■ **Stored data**
================
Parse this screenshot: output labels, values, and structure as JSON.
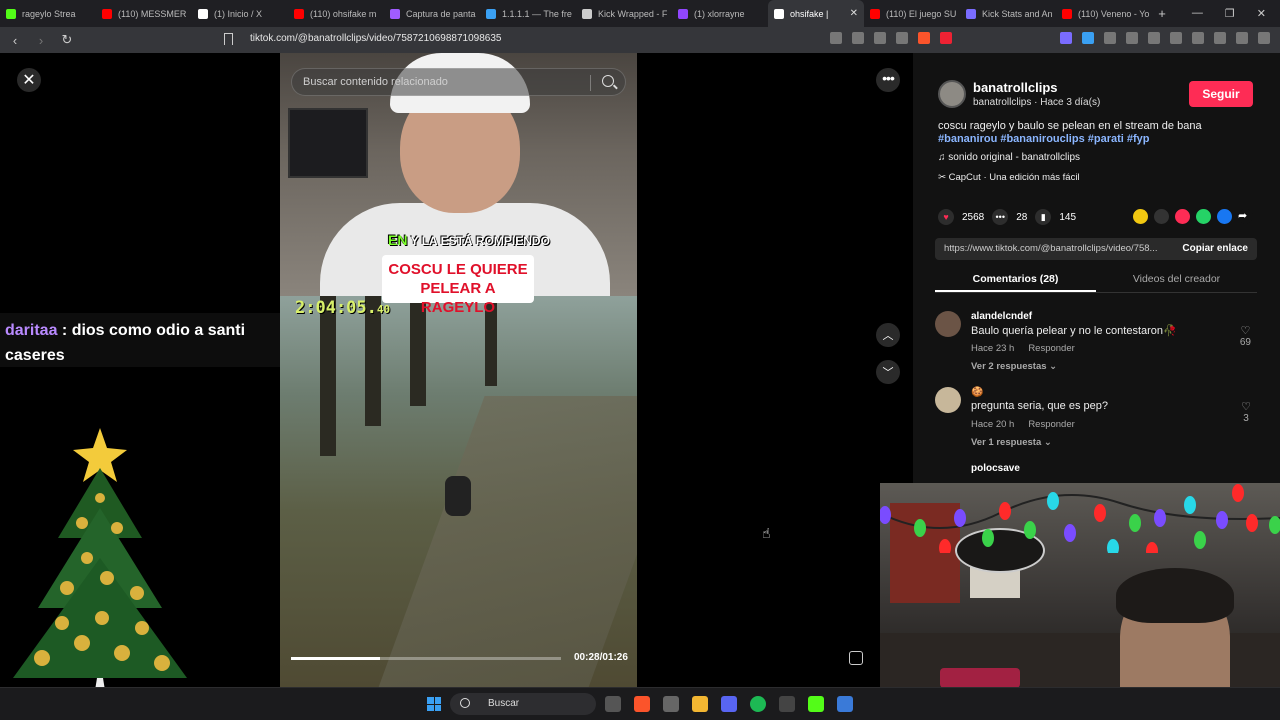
{
  "browser": {
    "tabs": [
      {
        "label": "rageylo Strea",
        "color": "#53fc18"
      },
      {
        "label": "(110) MESSMER",
        "color": "#ff0000"
      },
      {
        "label": "(1) Inicio / X",
        "color": "#ffffff"
      },
      {
        "label": "(110) ohsifake m",
        "color": "#ff0000"
      },
      {
        "label": "Captura de panta",
        "color": "#a05cff"
      },
      {
        "label": "1.1.1.1 — The fre",
        "color": "#3aa0f3"
      },
      {
        "label": "Kick Wrapped - F",
        "color": "#cccccc"
      },
      {
        "label": "(1) xlorrayne",
        "color": "#9146ff"
      },
      {
        "label": "ohsifake |",
        "color": "#ffffff",
        "active": true
      },
      {
        "label": "(110) El juego SU",
        "color": "#ff0000"
      },
      {
        "label": "Kick Stats and An",
        "color": "#7a6cff"
      },
      {
        "label": "(110) Veneno - Yo",
        "color": "#ff0000"
      }
    ],
    "new_tab": "+",
    "url": "tiktok.com/@banatrollclips/video/7587210698871098635",
    "window_controls": [
      "—",
      "❐",
      "✕"
    ]
  },
  "video": {
    "search_placeholder": "Buscar contenido relacionado",
    "caption_prefix": "EN",
    "caption_line1": "Y LA ESTÁ ROMPIENDO",
    "caption_line2": "COSCU LE QUIERE",
    "caption_line3": "PELEAR A RAGEYLO",
    "timer_main": "2:04:05.",
    "timer_frac": "40",
    "time_display": "00:28/01:26",
    "progress": 0.33
  },
  "chat": {
    "user": "daritaa",
    "separator": " : ",
    "message": "dios como odio a santi caseres"
  },
  "post": {
    "username": "banatrollclips",
    "subline": "banatrollclips · Hace 3 día(s)",
    "follow_label": "Seguir",
    "description": "coscu rageylo y baulo se pelean en el stream de bana",
    "hashtags": "#bananirou #bananirouclips #parati #fyp",
    "sound": "sonido original - banatrollclips",
    "capcut": "CapCut · Una edición más fácil",
    "likes": "2568",
    "comments": "28",
    "saves": "145",
    "link": "https://www.tiktok.com/@banatrollclips/video/758...",
    "copy_label": "Copiar enlace",
    "tab_comments": "Comentarios (28)",
    "tab_creator": "Videos del creador"
  },
  "comments": [
    {
      "user": "alandelcndef",
      "text": "Baulo quería pelear y no le contestaron🥀",
      "time": "Hace 23 h",
      "reply": "Responder",
      "replies": "Ver 2 respuestas ⌄",
      "likes": "69"
    },
    {
      "user": "🍪",
      "text": "pregunta seria, que es pep?",
      "time": "Hace 20 h",
      "reply": "Responder",
      "replies": "Ver 1 respuesta ⌄",
      "likes": "3"
    },
    {
      "user": "polocsave",
      "text": "",
      "time": "",
      "reply": "",
      "replies": "",
      "likes": ""
    }
  ],
  "taskbar": {
    "search_label": "Buscar"
  },
  "colors": {
    "accent": "#fe2c55",
    "hashtag": "#8bb6ff",
    "timer": "#d8f06a",
    "chat_user": "#b98aff"
  }
}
================
Take the records above and transcribe them exactly, dropping every picture.

■ **SOLUTION**
Parse this screenshot: output labels, values, and structure as JSON.
{
  "browser": {
    "tabs": [
      {
        "label": "rageylo Strea",
        "color": "#53fc18"
      },
      {
        "label": "(110) MESSMER",
        "color": "#ff0000"
      },
      {
        "label": "(1) Inicio / X",
        "color": "#ffffff"
      },
      {
        "label": "(110) ohsifake m",
        "color": "#ff0000"
      },
      {
        "label": "Captura de panta",
        "color": "#a05cff"
      },
      {
        "label": "1.1.1.1 — The fre",
        "color": "#3aa0f3"
      },
      {
        "label": "Kick Wrapped - F",
        "color": "#cccccc"
      },
      {
        "label": "(1) xlorrayne",
        "color": "#9146ff"
      },
      {
        "label": "ohsifake |",
        "color": "#ffffff",
        "active": true
      },
      {
        "label": "(110) El juego SU",
        "color": "#ff0000"
      },
      {
        "label": "Kick Stats and An",
        "color": "#7a6cff"
      },
      {
        "label": "(110) Veneno - Yo",
        "color": "#ff0000"
      }
    ],
    "new_tab": "+",
    "url": "tiktok.com/@banatrollclips/video/7587210698871098635",
    "window_controls": [
      "—",
      "❐",
      "✕"
    ]
  },
  "video": {
    "search_placeholder": "Buscar contenido relacionado",
    "caption_prefix": "EN",
    "caption_line1": "Y LA ESTÁ ROMPIENDO",
    "caption_line2": "COSCU LE QUIERE",
    "caption_line3": "PELEAR A RAGEYLO",
    "timer_main": "2:04:05.",
    "timer_frac": "40",
    "time_display": "00:28/01:26",
    "progress": 0.33
  },
  "chat": {
    "user": "daritaa",
    "separator": " : ",
    "message": "dios como odio a santi caseres"
  },
  "post": {
    "username": "banatrollclips",
    "subline": "banatrollclips · Hace 3 día(s)",
    "follow_label": "Seguir",
    "description": "coscu rageylo y baulo se pelean en el stream de bana",
    "hashtags": "#bananirou #bananirouclips #parati #fyp",
    "sound": "sonido original - banatrollclips",
    "capcut": "CapCut · Una edición más fácil",
    "likes": "2568",
    "comments": "28",
    "saves": "145",
    "link": "https://www.tiktok.com/@banatrollclips/video/758...",
    "copy_label": "Copiar enlace",
    "tab_comments": "Comentarios (28)",
    "tab_creator": "Videos del creador"
  },
  "comments": [
    {
      "user": "alandelcndef",
      "text": "Baulo quería pelear y no le contestaron🥀",
      "time": "Hace 23 h",
      "reply": "Responder",
      "replies": "Ver 2 respuestas ⌄",
      "likes": "69"
    },
    {
      "user": "🍪",
      "text": "pregunta seria, que es pep?",
      "time": "Hace 20 h",
      "reply": "Responder",
      "replies": "Ver 1 respuesta ⌄",
      "likes": "3"
    },
    {
      "user": "polocsave",
      "text": "",
      "time": "",
      "reply": "",
      "replies": "",
      "likes": ""
    }
  ],
  "taskbar": {
    "search_label": "Buscar"
  },
  "colors": {
    "accent": "#fe2c55",
    "hashtag": "#8bb6ff",
    "timer": "#d8f06a",
    "chat_user": "#b98aff"
  }
}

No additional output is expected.